- Set problem -
Every line of the material below must be repeated exactly.

- Extracted data entries -
........

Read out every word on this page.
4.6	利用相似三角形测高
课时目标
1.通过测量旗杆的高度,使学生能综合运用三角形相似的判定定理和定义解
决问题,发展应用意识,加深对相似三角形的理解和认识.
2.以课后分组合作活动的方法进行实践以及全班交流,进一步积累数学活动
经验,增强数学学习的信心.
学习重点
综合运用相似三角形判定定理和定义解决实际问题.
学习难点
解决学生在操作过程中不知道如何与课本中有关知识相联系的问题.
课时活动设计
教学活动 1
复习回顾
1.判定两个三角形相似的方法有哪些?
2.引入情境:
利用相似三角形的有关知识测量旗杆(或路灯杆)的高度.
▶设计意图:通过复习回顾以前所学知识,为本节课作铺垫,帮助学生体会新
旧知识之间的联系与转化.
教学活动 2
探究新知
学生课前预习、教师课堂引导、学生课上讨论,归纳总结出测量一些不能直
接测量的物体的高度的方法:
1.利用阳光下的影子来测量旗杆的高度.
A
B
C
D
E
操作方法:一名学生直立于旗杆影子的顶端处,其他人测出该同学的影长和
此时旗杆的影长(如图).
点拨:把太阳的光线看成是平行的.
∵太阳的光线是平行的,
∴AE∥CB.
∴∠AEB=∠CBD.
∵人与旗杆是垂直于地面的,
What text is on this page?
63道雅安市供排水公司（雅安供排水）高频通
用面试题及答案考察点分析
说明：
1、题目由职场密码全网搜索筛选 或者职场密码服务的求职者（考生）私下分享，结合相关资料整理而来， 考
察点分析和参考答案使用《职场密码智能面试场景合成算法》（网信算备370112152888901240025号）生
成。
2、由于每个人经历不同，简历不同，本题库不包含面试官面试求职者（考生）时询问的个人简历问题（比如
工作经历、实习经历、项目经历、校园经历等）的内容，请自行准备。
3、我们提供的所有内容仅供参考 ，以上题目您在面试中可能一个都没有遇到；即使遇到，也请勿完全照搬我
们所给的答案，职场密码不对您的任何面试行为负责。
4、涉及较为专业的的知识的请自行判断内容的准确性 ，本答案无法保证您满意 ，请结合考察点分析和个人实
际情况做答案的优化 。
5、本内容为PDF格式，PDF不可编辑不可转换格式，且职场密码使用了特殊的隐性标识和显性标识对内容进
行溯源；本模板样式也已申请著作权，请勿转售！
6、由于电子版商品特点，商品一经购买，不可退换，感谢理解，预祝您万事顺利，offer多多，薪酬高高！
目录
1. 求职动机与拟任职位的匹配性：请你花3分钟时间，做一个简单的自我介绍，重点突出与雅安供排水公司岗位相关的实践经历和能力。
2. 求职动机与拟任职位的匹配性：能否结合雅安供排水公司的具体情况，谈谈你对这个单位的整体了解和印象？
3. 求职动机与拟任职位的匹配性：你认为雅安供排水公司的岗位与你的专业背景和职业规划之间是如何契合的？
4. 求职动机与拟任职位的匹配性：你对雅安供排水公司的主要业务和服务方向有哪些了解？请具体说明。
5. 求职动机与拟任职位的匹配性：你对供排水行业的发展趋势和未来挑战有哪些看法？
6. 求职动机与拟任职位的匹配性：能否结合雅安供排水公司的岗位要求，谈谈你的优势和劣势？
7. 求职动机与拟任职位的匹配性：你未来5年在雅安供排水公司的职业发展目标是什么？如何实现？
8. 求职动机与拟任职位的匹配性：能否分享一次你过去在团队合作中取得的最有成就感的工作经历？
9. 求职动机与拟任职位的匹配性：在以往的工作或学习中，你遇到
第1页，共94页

........

- Result of this task -
Read out every word on this page.
4.6	利用相似三角形测高
课时目标
1.通过测量旗杆的高度,使学生能综合运用三角形相似的判定定理和定义解
决问题,发展应用意识,加深对相似三角形的理解和认识.
2.以课后分组合作活动的方法进行实践以及全班交流,进一步积累数学活动
经验,增强数学学习的信心.
学习重点
综合运用相似三角形判定定理和定义解决实际问题.
学习难点
解决学生在操作过程中不知道如何与课本中有关知识相联系的问题.
课时活动设计
教学活动 1
复习回顾
1.判定两个三角形相似的方法有哪些?
2.引入情境:
利用相似三角形的有关知识测量旗杆(或路灯杆)的高度.
▶设计意图:通过复习回顾以前所学知识,为本节课作铺垫,帮助学生体会新
旧知识之间的联系与转化.
教学活动 2
探究新知
学生课前预习、教师课堂引导、学生课上讨论,归纳总结出测量一些不能直
接测量的物体的高度的方法:
1.利用阳光下的影子来测量旗杆的高度.
A
B
C
D
E
操作方法:一名学生直立于旗杆影子的顶端处,其他人测出该同学的影长和
此时旗杆的影长(如图).
点拨:把太阳的光线看成是平行的.
∵太阳的光线是平行的,
∴AE∥CB.
∴∠AEB=∠CBD.
∵人与旗杆是垂直于地面的,
What text is on this page?
63道雅安市供排水公司（雅安供排水）高频通
用面试题及答案考察点分析
说明：
1、题目由职场密码全网搜索筛选 或者职场密码服务的求职者（考生）私下分享，结合相关资料整理而来， 考
察点分析和参考答案使用《职场密码智能面试场景合成算法》（网信算备370112152888901240025号）生
成。
2、由于每个人经历不同，简历不同，本题库不包含面试官面试求职者（考生）时询问的个人简历问题（比如
工作经历、实习经历、项目经历、校园经历等）的内容，请自行准备。
3、我们提供的所有内容仅供参考 ，以上题目您在面试中可能一个都没有遇到；即使遇到，也请勿完全照搬我
们所给的答案，职场密码不对您的任何面试行为负责。
4、涉及较为专业的的知识的请自行判断内容的准确性 ，本答案无法保证您满意 ，请结合考察点分析和个人实
际情况做答案的优化 。
5、本内容为PDF格式，PDF不可编辑不可转换格式，且职场密码使用了特殊的隐性标识和显性标识对内容进
行溯源；本模板样式也已申请著作权，请勿转售！
6、由于电子版商品特点，商品一经购买，不可退换，感谢理解，预祝您万事顺利，offer多多，薪酬高高！
目录
1. 求职动机与拟任职位的匹配性：请你花3分钟时间，做一个简单的自我介绍，重点突出与雅安供排水公司岗位相关的实践经历和能力。
2. 求职动机与拟任职位的匹配性：能否结合雅安供排水公司的具体情况，谈谈你对这个单位的整体了解和印象？
3. 求职动机与拟任职位的匹配性：你认为雅安供排水公司的岗位与你的专业背景和职业规划之间是如何契合的？
4. 求职动机与拟任职位的匹配性：你对雅安供排水公司的主要业务和服务方向有哪些了解？请具体说明。
5. 求职动机与拟任职位的匹配性：你对供排水行业的发展趋势和未来挑战有哪些看法？
6. 求职动机与拟任职位的匹配性：能否结合雅安供排水公司的岗位要求，谈谈你的优势和劣势？
7. 求职动机与拟任职位的匹配性：你未来5年在雅安供排水公司的职业发展目标是什么？如何实现？
8. 求职动机与拟任职位的匹配性：能否分享一次你过去在团队合作中取得的最有成就感的工作经历？
9. 求职动机与拟任职位的匹配性：在以往的工作或学习中，你遇到
第1页，共94页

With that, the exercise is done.